> **EXERCISE**: State how many lines of the records contain the string "value", and give no other information.

> **INPUT FOR THIS TASK**:
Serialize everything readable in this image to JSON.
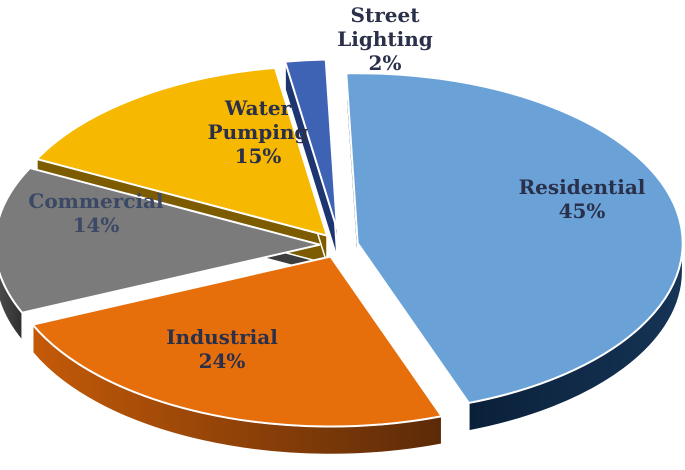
{
  "chart_data": {
    "type": "pie",
    "style": "3d-exploded",
    "title": "",
    "slices": [
      {
        "label": "Residential",
        "value": 45,
        "pct_text": "45%",
        "color": "#6aa2d8",
        "side_color": "#0f2a47",
        "label_color": "#2a2f4a"
      },
      {
        "label": "Industrial",
        "value": 24,
        "pct_text": "24%",
        "color": "#e66f0c",
        "side_color": "#8a3c06",
        "label_color": "#2a2f4a"
      },
      {
        "label": "Commercial",
        "value": 14,
        "pct_text": "14%",
        "color": "#7b7b7b",
        "side_color": "#3d3d3d",
        "label_color": "#3b4866"
      },
      {
        "label": "Water Pumping",
        "value": 15,
        "pct_text": "15%",
        "color": "#f6b800",
        "side_color": "#7d5c00",
        "label_color": "#2a2f4a"
      },
      {
        "label": "Street Lighting",
        "value": 2,
        "pct_text": "2%",
        "color": "#3e63b4",
        "side_color": "#1d3570",
        "label_color": "#2a2f4a"
      }
    ]
  }
}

> **WORKED ANSWER**: 5